Records supplied

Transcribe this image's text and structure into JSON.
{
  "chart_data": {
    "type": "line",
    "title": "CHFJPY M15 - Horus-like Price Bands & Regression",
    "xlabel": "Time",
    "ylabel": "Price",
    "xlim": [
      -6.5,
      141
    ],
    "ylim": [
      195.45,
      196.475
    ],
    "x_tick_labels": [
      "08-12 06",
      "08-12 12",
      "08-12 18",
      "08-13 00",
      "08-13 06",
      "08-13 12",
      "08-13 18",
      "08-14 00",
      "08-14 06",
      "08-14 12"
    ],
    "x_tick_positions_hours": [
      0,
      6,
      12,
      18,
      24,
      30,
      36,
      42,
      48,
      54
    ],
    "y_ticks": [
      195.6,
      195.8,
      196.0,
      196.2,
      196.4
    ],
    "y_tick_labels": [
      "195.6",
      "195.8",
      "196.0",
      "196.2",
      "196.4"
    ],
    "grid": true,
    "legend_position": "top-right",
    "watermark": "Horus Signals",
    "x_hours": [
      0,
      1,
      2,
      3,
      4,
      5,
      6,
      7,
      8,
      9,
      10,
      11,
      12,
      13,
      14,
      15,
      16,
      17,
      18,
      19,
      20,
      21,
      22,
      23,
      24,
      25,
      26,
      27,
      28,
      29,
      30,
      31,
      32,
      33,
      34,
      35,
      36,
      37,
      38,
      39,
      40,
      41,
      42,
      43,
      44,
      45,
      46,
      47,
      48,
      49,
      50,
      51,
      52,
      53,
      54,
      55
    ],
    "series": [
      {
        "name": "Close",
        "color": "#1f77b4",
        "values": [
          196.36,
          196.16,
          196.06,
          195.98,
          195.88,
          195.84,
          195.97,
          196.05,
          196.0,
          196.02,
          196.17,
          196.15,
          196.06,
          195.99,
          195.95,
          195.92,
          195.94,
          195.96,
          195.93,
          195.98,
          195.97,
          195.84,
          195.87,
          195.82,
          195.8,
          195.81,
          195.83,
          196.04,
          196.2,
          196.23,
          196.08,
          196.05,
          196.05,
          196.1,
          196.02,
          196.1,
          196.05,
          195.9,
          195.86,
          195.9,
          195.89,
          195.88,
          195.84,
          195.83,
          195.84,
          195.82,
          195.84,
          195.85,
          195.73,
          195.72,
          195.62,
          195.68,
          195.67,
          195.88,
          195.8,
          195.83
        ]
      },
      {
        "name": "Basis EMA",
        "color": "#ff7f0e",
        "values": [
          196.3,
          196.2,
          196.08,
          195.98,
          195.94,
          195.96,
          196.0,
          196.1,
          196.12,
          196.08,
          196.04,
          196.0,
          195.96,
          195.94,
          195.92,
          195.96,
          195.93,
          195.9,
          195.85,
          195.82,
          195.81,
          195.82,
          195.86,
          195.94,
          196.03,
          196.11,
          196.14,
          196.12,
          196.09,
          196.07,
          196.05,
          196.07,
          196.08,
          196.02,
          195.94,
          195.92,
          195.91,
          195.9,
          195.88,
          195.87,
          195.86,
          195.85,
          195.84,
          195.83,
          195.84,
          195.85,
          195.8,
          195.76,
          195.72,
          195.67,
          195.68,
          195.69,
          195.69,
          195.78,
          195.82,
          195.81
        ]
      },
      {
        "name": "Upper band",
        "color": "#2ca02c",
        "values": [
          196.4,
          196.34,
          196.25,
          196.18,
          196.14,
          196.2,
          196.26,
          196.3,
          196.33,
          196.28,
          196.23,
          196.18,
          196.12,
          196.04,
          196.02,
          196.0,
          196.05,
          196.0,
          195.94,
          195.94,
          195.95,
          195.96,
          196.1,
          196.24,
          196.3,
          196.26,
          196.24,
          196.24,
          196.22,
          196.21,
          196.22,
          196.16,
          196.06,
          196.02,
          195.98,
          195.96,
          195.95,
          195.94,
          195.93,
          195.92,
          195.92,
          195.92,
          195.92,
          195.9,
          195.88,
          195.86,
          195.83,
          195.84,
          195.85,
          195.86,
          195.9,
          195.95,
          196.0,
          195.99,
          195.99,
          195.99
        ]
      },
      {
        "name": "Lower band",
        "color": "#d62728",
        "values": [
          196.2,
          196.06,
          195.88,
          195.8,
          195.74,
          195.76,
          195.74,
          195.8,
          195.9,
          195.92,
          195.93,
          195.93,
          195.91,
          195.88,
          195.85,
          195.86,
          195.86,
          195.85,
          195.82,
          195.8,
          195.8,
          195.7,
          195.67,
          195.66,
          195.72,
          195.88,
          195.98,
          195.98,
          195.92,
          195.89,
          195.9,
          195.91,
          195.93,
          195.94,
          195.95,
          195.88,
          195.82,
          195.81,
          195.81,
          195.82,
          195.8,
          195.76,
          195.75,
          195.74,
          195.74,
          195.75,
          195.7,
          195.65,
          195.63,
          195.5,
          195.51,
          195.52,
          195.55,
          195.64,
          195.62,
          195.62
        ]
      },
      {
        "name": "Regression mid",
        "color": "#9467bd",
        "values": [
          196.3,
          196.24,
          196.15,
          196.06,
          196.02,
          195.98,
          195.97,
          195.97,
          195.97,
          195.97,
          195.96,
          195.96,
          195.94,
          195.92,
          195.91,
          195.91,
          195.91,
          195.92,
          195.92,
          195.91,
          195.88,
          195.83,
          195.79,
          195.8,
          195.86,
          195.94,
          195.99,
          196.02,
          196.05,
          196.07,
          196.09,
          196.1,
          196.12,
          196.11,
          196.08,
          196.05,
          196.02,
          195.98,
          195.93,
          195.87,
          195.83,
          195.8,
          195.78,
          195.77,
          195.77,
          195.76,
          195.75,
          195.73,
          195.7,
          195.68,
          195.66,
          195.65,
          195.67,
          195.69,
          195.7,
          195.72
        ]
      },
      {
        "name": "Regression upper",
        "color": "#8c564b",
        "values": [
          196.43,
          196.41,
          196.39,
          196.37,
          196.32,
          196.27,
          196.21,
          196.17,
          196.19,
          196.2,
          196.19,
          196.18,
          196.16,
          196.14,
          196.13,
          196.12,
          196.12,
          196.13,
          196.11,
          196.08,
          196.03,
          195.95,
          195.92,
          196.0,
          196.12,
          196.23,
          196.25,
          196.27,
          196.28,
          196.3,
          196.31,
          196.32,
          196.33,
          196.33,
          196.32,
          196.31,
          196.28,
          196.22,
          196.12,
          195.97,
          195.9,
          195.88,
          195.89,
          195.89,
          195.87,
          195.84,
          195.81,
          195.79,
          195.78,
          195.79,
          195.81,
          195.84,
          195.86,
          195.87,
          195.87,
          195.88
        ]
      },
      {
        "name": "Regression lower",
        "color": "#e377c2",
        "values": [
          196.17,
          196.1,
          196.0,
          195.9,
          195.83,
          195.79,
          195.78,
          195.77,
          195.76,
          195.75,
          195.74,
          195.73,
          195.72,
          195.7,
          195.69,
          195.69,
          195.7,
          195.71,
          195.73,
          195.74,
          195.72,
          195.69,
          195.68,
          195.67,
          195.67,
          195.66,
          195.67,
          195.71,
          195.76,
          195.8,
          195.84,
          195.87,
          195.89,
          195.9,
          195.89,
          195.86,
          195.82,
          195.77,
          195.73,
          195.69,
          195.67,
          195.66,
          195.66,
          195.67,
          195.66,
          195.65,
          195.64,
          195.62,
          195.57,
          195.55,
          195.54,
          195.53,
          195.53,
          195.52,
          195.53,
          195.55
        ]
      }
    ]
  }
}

Job
Pull out every line in the material above where "color" occurs.

Output
        "color": "#1f77b4",
        "color": "#ff7f0e",
        "color": "#2ca02c",
        "color": "#d62728",
        "color": "#9467bd",
        "color": "#8c564b",
        "color": "#e377c2",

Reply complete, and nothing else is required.